YOUR OBJECTIVE
Copy out the data below as written; omit any images.
──────── INFORMATION GIVEN
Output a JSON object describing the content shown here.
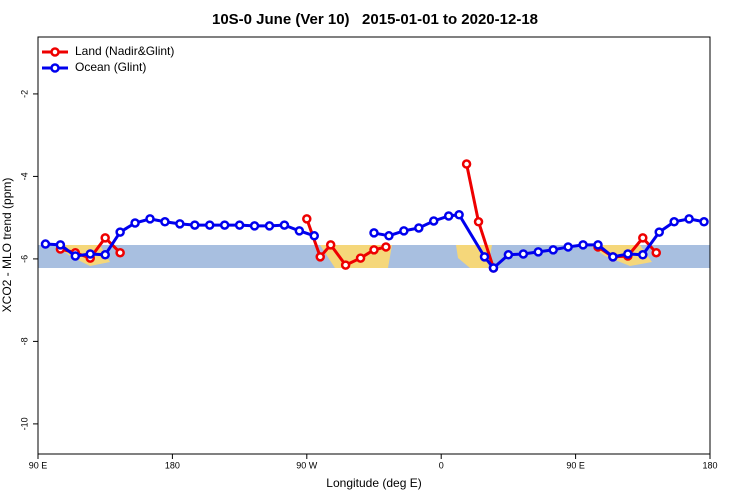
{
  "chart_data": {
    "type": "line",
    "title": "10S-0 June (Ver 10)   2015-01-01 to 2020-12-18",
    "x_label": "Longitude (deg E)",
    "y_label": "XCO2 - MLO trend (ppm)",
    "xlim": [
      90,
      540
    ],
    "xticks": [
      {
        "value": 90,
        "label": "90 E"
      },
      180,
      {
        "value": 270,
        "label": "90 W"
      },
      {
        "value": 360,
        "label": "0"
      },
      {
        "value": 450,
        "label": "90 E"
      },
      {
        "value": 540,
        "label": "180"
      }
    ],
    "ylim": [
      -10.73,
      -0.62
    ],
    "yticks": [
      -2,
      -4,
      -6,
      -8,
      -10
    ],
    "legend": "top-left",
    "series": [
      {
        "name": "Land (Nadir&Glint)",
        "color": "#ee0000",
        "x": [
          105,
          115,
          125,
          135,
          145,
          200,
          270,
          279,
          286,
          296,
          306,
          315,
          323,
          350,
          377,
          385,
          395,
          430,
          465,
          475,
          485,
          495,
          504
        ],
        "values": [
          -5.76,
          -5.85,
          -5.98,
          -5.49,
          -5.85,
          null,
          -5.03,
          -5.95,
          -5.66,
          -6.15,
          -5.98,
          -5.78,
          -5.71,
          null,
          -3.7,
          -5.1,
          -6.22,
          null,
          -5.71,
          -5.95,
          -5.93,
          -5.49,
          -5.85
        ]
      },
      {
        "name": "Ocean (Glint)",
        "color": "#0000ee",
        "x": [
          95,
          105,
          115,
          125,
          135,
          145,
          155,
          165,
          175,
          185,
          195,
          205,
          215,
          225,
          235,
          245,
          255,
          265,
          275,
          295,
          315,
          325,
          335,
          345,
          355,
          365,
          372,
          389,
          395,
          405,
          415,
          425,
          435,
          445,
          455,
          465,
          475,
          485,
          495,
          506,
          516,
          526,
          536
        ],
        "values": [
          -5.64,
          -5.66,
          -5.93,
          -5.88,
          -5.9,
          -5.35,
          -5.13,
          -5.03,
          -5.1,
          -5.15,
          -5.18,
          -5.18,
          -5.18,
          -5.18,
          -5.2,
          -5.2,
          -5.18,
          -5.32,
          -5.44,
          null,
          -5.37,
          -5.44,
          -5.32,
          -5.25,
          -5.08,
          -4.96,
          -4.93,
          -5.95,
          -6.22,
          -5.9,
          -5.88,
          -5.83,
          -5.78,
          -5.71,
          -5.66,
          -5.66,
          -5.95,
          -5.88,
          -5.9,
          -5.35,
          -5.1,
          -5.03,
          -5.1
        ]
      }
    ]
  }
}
────────────────
REPLY
Output a JSON object describing the content shown here.
{
  "chart_data": {
    "type": "line",
    "title": "10S-0 June (Ver 10)   2015-01-01 to 2020-12-18",
    "x_label": "Longitude (deg E)",
    "y_label": "XCO2 - MLO trend (ppm)",
    "xlim": [
      90,
      540
    ],
    "xticks": [
      {
        "value": 90,
        "label": "90 E"
      },
      180,
      {
        "value": 270,
        "label": "90 W"
      },
      {
        "value": 360,
        "label": "0"
      },
      {
        "value": 450,
        "label": "90 E"
      },
      {
        "value": 540,
        "label": "180"
      }
    ],
    "ylim": [
      -10.73,
      -0.62
    ],
    "yticks": [
      -2,
      -4,
      -6,
      -8,
      -10
    ],
    "legend": "top-left",
    "series": [
      {
        "name": "Land (Nadir&Glint)",
        "color": "#ee0000",
        "x": [
          105,
          115,
          125,
          135,
          145,
          200,
          270,
          279,
          286,
          296,
          306,
          315,
          323,
          350,
          377,
          385,
          395,
          430,
          465,
          475,
          485,
          495,
          504
        ],
        "values": [
          -5.76,
          -5.85,
          -5.98,
          -5.49,
          -5.85,
          null,
          -5.03,
          -5.95,
          -5.66,
          -6.15,
          -5.98,
          -5.78,
          -5.71,
          null,
          -3.7,
          -5.1,
          -6.22,
          null,
          -5.71,
          -5.95,
          -5.93,
          -5.49,
          -5.85
        ]
      },
      {
        "name": "Ocean (Glint)",
        "color": "#0000ee",
        "x": [
          95,
          105,
          115,
          125,
          135,
          145,
          155,
          165,
          175,
          185,
          195,
          205,
          215,
          225,
          235,
          245,
          255,
          265,
          275,
          295,
          315,
          325,
          335,
          345,
          355,
          365,
          372,
          389,
          395,
          405,
          415,
          425,
          435,
          445,
          455,
          465,
          475,
          485,
          495,
          506,
          516,
          526,
          536
        ],
        "values": [
          -5.64,
          -5.66,
          -5.93,
          -5.88,
          -5.9,
          -5.35,
          -5.13,
          -5.03,
          -5.1,
          -5.15,
          -5.18,
          -5.18,
          -5.18,
          -5.18,
          -5.2,
          -5.2,
          -5.18,
          -5.32,
          -5.44,
          null,
          -5.37,
          -5.44,
          -5.32,
          -5.25,
          -5.08,
          -4.96,
          -4.93,
          -5.95,
          -6.22,
          -5.9,
          -5.88,
          -5.83,
          -5.78,
          -5.71,
          -5.66,
          -5.66,
          -5.95,
          -5.88,
          -5.9,
          -5.35,
          -5.1,
          -5.03,
          -5.1
        ]
      }
    ]
  }
}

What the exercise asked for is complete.